● **TO BE DONE**: Rewrite the rows as a Markdown table with the columns No and Entry, starting with the row that contains "list-scrollbar[interactable] [509,105,511,167]" and going on through the row that contains "star-icon: ★ [319,216,328,227]". Number each row and skip any blank lines.
Start of SUPPLIED DATA
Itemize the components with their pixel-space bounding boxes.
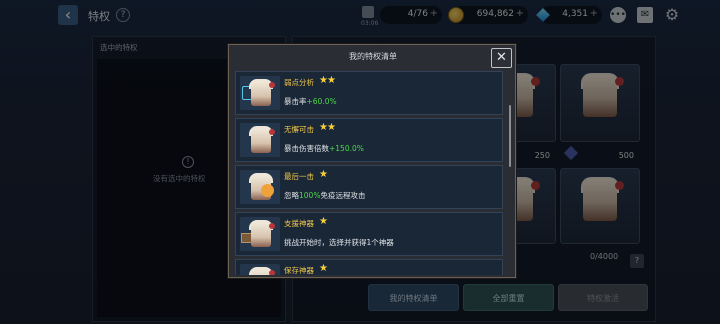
list-scrollbar[interactable] [509,105,511,167]
perk-name: 保存神器 [284,266,314,275]
perk-thumbnail [240,123,280,157]
modal-title: 我的特权清单 [349,52,397,61]
list-item[interactable]: 弱点分析 ★★ 暴击率+60.0% [235,71,503,115]
star-icon: ★★ [319,75,336,86]
perk-thumbnail [240,76,280,110]
perk-thumbnail [240,264,280,275]
list-item[interactable]: 保存神器 ★ [235,259,503,275]
star-icon: ★ [319,216,328,227]
perk-list[interactable]: 弱点分析 ★★ 暴击率+60.0% 无懈可击 ★★ 暴击伤害倍数+150.0% … [235,71,511,275]
star-icon: ★ [319,263,328,274]
perk-name: 最后一击 [284,172,314,181]
perk-description: 暴击伤害倍数+150.0% [284,144,364,153]
perk-description: 暴击率+60.0% [284,97,337,106]
perk-name: 弱点分析 [284,78,314,87]
close-button[interactable]: ✕ [491,48,512,68]
list-item[interactable]: 无懈可击 ★★ 暴击伤害倍数+150.0% [235,118,503,162]
star-icon: ★ [319,169,328,180]
perk-name: 支援神器 [284,219,314,228]
perk-description: 挑战开始时，选择并获得1个神器 [284,238,394,247]
perk-thumbnail [240,217,280,251]
perk-name: 无懈可击 [284,125,314,134]
perk-thumbnail [240,170,280,204]
star-icon: ★★ [319,122,336,133]
list-item[interactable]: 最后一击 ★ 忽略100%免疫远程攻击 [235,165,503,209]
list-item[interactable]: 支援神器 ★ 挑战开始时，选择并获得1个神器 [235,212,503,256]
my-perks-modal: 我的特权清单 ✕ 弱点分析 ★★ 暴击率+60.0% 无懈可击 ★★ 暴击伤害倍… [228,44,516,278]
perk-description: 忽略100%免疫远程攻击 [284,191,366,200]
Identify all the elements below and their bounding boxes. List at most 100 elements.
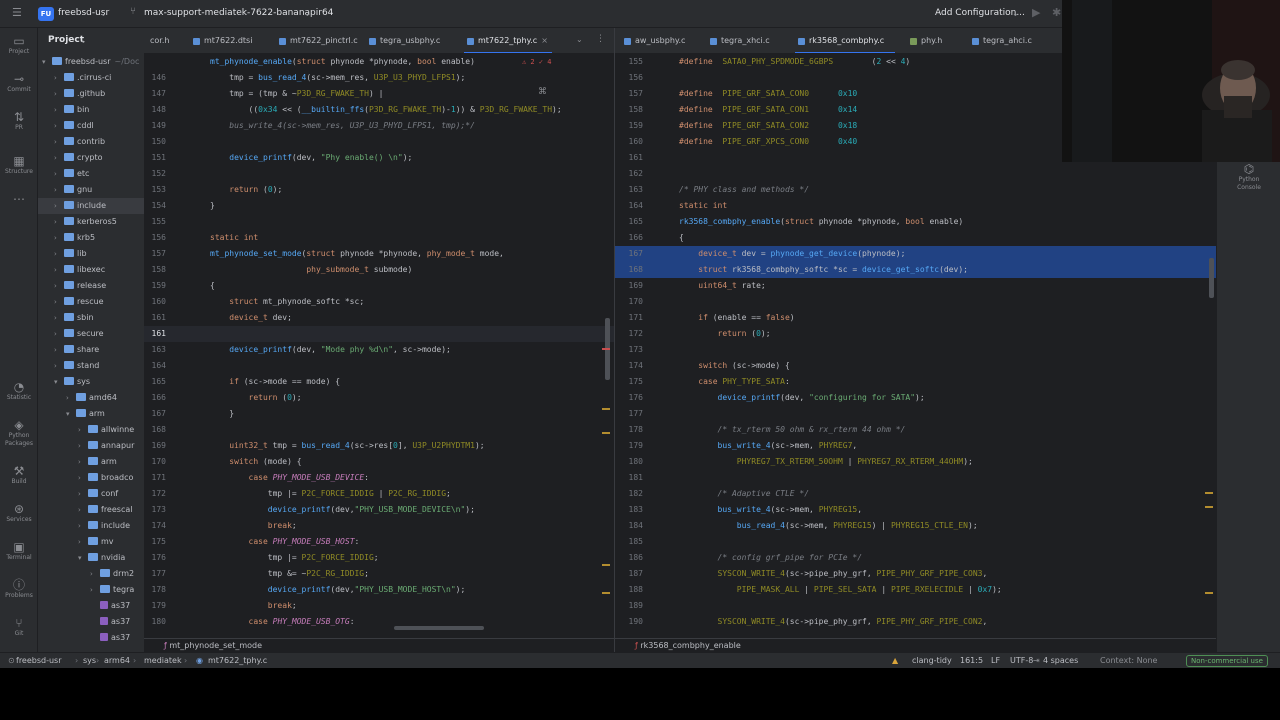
code-line[interactable]: mt_phynode_enable(struct phynode *phynod…	[144, 54, 614, 70]
line-number[interactable]: 181	[615, 470, 643, 486]
code-line[interactable]: 146 tmp = bus_read_4(sc->mem_res, U3P_U3…	[144, 70, 614, 86]
code-line[interactable]: 175 case PHY_TYPE_SATA:	[615, 374, 1216, 390]
line-number[interactable]: 163	[615, 182, 643, 198]
code-line[interactable]: 176 tmp |= P2C_FORCE_IDDIG;	[144, 550, 614, 566]
tree-item[interactable]: as37	[38, 630, 144, 646]
tool-window-git[interactable]: ⑂ Git	[0, 616, 38, 638]
chevron-right-icon[interactable]: ›	[90, 566, 100, 582]
tree-item[interactable]: › .cirrus-ci	[38, 70, 144, 86]
context-status[interactable]: Context: None	[1100, 653, 1157, 669]
tab-tegra-ahci[interactable]: tegra_ahci.c	[969, 28, 1032, 53]
line-number[interactable]: 169	[144, 438, 166, 454]
line-number[interactable]: 180	[615, 454, 643, 470]
code-line[interactable]: 173 device_printf(dev,"PHY_USB_MODE_DEVI…	[144, 502, 614, 518]
code-line[interactable]: 186 /* config grf_pipe for PCIe */	[615, 550, 1216, 566]
tab-phy-h[interactable]: phy.h	[907, 28, 942, 53]
line-number[interactable]: 165	[144, 374, 166, 390]
code-line[interactable]: 165 if (sc->mode == mode) {	[144, 374, 614, 390]
line-number[interactable]: 172	[615, 326, 643, 342]
line-number[interactable]: 167	[144, 406, 166, 422]
line-number[interactable]: 178	[615, 422, 643, 438]
tree-item[interactable]: ▾ nvidia	[38, 550, 144, 566]
vertical-scrollbar[interactable]	[1209, 258, 1214, 298]
chevron-right-icon[interactable]: ›	[54, 198, 64, 214]
path-segment[interactable]: mediatek	[144, 653, 182, 669]
tree-item[interactable]: › drm2	[38, 566, 144, 582]
line-number[interactable]: 171	[144, 470, 166, 486]
line-number[interactable]: 183	[615, 502, 643, 518]
line-number[interactable]: 177	[144, 566, 166, 582]
line-number[interactable]: 148	[144, 102, 166, 118]
run-icon[interactable]: ▶	[1032, 6, 1040, 19]
tree-item[interactable]: › release	[38, 278, 144, 294]
chevron-right-icon[interactable]: ›	[54, 246, 64, 262]
tab-mt7622-pinctrl[interactable]: mt7622_pinctrl.c	[276, 28, 358, 53]
warning-marker[interactable]	[1205, 506, 1213, 508]
code-line[interactable]: 171 case PHY_MODE_USB_DEVICE:	[144, 470, 614, 486]
code-line[interactable]: 151 device_printf(dev, "Phy enable() \n"…	[144, 150, 614, 166]
warning-marker[interactable]	[602, 564, 610, 566]
code-line[interactable]: 172 return (0);	[615, 326, 1216, 342]
tree-item[interactable]: › bin	[38, 102, 144, 118]
code-line[interactable]: 174 break;	[144, 518, 614, 534]
line-number[interactable]: 161	[144, 326, 166, 342]
tool-window-python-console[interactable]: ⌬ Python Console	[1230, 162, 1268, 192]
line-number[interactable]: 167	[615, 246, 643, 262]
code-line[interactable]: 185	[615, 534, 1216, 550]
line-number[interactable]: 151	[144, 150, 166, 166]
tree-item[interactable]: › broadco	[38, 470, 144, 486]
code-line[interactable]: 178 device_printf(dev,"PHY_USB_MODE_HOST…	[144, 582, 614, 598]
chevron-right-icon[interactable]: ›	[54, 166, 64, 182]
chevron-right-icon[interactable]: ›	[54, 278, 64, 294]
line-number[interactable]: 173	[144, 502, 166, 518]
tab-cor-h[interactable]: cor.h	[144, 28, 169, 53]
warning-marker[interactable]	[602, 408, 610, 410]
linter-status[interactable]: clang-tidy	[912, 653, 952, 669]
tree-item[interactable]: as37	[38, 598, 144, 614]
chevron-down-icon[interactable]: ⌄	[80, 36, 87, 45]
tree-item[interactable]: › kerberos5	[38, 214, 144, 230]
line-number[interactable]: 155	[615, 54, 643, 70]
tool-window-services[interactable]: ⊛ Services	[0, 502, 38, 524]
line-number[interactable]: 157	[144, 246, 166, 262]
warning-marker[interactable]	[602, 432, 610, 434]
line-number[interactable]: 184	[615, 518, 643, 534]
tree-item[interactable]: › contrib	[38, 134, 144, 150]
warning-marker[interactable]	[1205, 492, 1213, 494]
close-icon[interactable]: ×	[541, 28, 548, 53]
tree-item[interactable]: › stand	[38, 358, 144, 374]
tree-item[interactable]: › cddl	[38, 118, 144, 134]
chevron-right-icon[interactable]: ›	[78, 438, 88, 454]
code-line[interactable]: 168 struct rk3568_combphy_softc *sc = de…	[615, 262, 1216, 278]
line-number[interactable]: 156	[615, 70, 643, 86]
line-number[interactable]: 164	[615, 198, 643, 214]
code-line[interactable]: 178 /* tx_rterm 50 ohm & rx_rterm 44 ohm…	[615, 422, 1216, 438]
tab-tegra-usbphy[interactable]: tegra_usbphy.c	[366, 28, 440, 53]
tree-item[interactable]: › include	[38, 198, 144, 214]
line-number[interactable]: 161	[615, 150, 643, 166]
code-line[interactable]: 180 PHYREG7_TX_RTERM_50OHM | PHYREG7_RX_…	[615, 454, 1216, 470]
error-marker[interactable]	[602, 348, 610, 350]
code-line[interactable]: 168	[144, 422, 614, 438]
code-line[interactable]: 171 if (enable == false)	[615, 310, 1216, 326]
tab-aw-usbphy[interactable]: aw_usbphy.c	[621, 28, 685, 53]
chevron-right-icon[interactable]: ›	[78, 518, 88, 534]
debug-icon[interactable]: ✱	[1052, 6, 1061, 19]
tool-window-statistic[interactable]: ◔ Statistic	[0, 380, 38, 402]
chevron-right-icon[interactable]: ›	[54, 86, 64, 102]
warning-marker[interactable]	[602, 592, 610, 594]
tab-mt7622-tphy[interactable]: mt7622_tphy.c ×	[464, 28, 552, 53]
tool-window-terminal[interactable]: ▣ Terminal	[0, 540, 38, 562]
chevron-right-icon[interactable]: ›	[54, 118, 64, 134]
code-line[interactable]: 161	[144, 326, 614, 342]
line-number[interactable]: 161	[144, 310, 166, 326]
code-line[interactable]: 164	[144, 358, 614, 374]
code-line[interactable]: 166 {	[615, 230, 1216, 246]
line-number[interactable]: 162	[615, 166, 643, 182]
line-number[interactable]: 172	[144, 486, 166, 502]
line-number[interactable]: 163	[144, 342, 166, 358]
chevron-right-icon[interactable]: ›	[78, 534, 88, 550]
tree-item[interactable]: › libexec	[38, 262, 144, 278]
tree-item[interactable]: › tegra	[38, 582, 144, 598]
code-line[interactable]: 157 mt_phynode_set_mode(struct phynode *p…	[144, 246, 614, 262]
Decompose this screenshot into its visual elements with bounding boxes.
End of SUPPLIED DATA
● **EXPECTED ANSWER**:
| No | Entry |
|---|---|
| 1 | list-scrollbar[interactable] [509,105,511,167] |
| 2 | perk-name: 保存神器 [284,266,314,275] |
| 3 | perk-thumbnail [240,123,280,157] |
| 4 | modal-title: 我的特权清单 [349,52,397,61] |
| 5 | list-item[interactable]: 弱点分析 ★★ 暴击率+60.0% [235,71,503,115] |
| 6 | star-icon: ★★ [319,75,336,86] |
| 7 | perk-thumbnail [240,76,280,110] |
| 8 | perk-thumbnail [240,264,280,275] |
| 9 | list-item[interactable]: 保存神器 ★ [235,259,503,275] |
| 10 | star-icon: ★ [319,216,328,227] |